• **Given instruction**
Retype the material that follows, keeping every word as it is.

• **Exercise material**
━━━━

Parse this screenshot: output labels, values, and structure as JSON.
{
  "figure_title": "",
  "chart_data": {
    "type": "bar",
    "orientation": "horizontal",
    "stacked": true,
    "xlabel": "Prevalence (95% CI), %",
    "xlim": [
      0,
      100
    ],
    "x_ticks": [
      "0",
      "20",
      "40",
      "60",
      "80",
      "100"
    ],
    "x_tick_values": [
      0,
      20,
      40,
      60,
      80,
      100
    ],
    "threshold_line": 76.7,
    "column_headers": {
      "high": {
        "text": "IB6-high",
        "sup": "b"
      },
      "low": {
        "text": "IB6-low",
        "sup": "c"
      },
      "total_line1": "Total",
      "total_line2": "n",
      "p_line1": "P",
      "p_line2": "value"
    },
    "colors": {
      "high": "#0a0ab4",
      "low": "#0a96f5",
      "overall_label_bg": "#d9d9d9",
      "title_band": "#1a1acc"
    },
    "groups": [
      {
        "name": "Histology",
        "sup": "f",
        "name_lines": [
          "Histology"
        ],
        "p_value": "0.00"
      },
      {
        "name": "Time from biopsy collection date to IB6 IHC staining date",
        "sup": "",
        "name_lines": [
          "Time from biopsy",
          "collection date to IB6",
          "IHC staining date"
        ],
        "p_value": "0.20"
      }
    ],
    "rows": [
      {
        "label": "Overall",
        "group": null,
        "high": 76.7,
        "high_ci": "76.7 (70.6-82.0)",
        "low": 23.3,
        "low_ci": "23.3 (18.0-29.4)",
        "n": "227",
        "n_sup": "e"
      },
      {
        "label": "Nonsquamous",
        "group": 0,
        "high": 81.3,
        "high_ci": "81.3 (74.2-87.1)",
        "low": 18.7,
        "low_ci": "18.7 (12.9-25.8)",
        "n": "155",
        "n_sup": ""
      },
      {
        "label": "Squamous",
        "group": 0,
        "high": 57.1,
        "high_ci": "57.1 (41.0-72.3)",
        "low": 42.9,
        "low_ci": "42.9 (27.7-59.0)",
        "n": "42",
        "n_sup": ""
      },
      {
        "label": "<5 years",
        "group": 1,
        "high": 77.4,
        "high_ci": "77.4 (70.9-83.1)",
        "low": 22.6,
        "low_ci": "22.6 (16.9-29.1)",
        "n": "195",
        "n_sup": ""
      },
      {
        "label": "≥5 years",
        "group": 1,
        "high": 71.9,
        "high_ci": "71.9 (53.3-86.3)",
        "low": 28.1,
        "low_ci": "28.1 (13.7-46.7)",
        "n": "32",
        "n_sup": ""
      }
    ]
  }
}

━━━━

• **Result of this exercise**
Parse this screenshot: output labels, values, and structure as JSON.
{
  "figure_title": "",
  "chart_data": {
    "type": "bar",
    "orientation": "horizontal",
    "stacked": true,
    "xlabel": "Prevalence (95% CI), %",
    "xlim": [
      0,
      100
    ],
    "x_ticks": [
      "0",
      "20",
      "40",
      "60",
      "80",
      "100"
    ],
    "x_tick_values": [
      0,
      20,
      40,
      60,
      80,
      100
    ],
    "threshold_line": 76.7,
    "column_headers": {
      "high": {
        "text": "IB6-high",
        "sup": "b"
      },
      "low": {
        "text": "IB6-low",
        "sup": "c"
      },
      "total_line1": "Total",
      "total_line2": "n",
      "p_line1": "P",
      "p_line2": "value"
    },
    "colors": {
      "high": "#0a0ab4",
      "low": "#0a96f5",
      "overall_label_bg": "#d9d9d9",
      "title_band": "#1a1acc"
    },
    "groups": [
      {
        "name": "Histology",
        "sup": "f",
        "name_lines": [
          "Histology"
        ],
        "p_value": "0.00"
      },
      {
        "name": "Time from biopsy collection date to IB6 IHC staining date",
        "sup": "",
        "name_lines": [
          "Time from biopsy",
          "collection date to IB6",
          "IHC staining date"
        ],
        "p_value": "0.20"
      }
    ],
    "rows": [
      {
        "label": "Overall",
        "group": null,
        "high": 76.7,
        "high_ci": "76.7 (70.6-82.0)",
        "low": 23.3,
        "low_ci": "23.3 (18.0-29.4)",
        "n": "227",
        "n_sup": "e"
      },
      {
        "label": "Nonsquamous",
        "group": 0,
        "high": 81.3,
        "high_ci": "81.3 (74.2-87.1)",
        "low": 18.7,
        "low_ci": "18.7 (12.9-25.8)",
        "n": "155",
        "n_sup": ""
      },
      {
        "label": "Squamous",
        "group": 0,
        "high": 57.1,
        "high_ci": "57.1 (41.0-72.3)",
        "low": 42.9,
        "low_ci": "42.9 (27.7-59.0)",
        "n": "42",
        "n_sup": ""
      },
      {
        "label": "<5 years",
        "group": 1,
        "high": 77.4,
        "high_ci": "77.4 (70.9-83.1)",
        "low": 22.6,
        "low_ci": "22.6 (16.9-29.1)",
        "n": "195",
        "n_sup": ""
      },
      {
        "label": "≥5 years",
        "group": 1,
        "high": 71.9,
        "high_ci": "71.9 (53.3-86.3)",
        "low": 28.1,
        "low_ci": "28.1 (13.7-46.7)",
        "n": "32",
        "n_sup": ""
      }
    ]
  }
}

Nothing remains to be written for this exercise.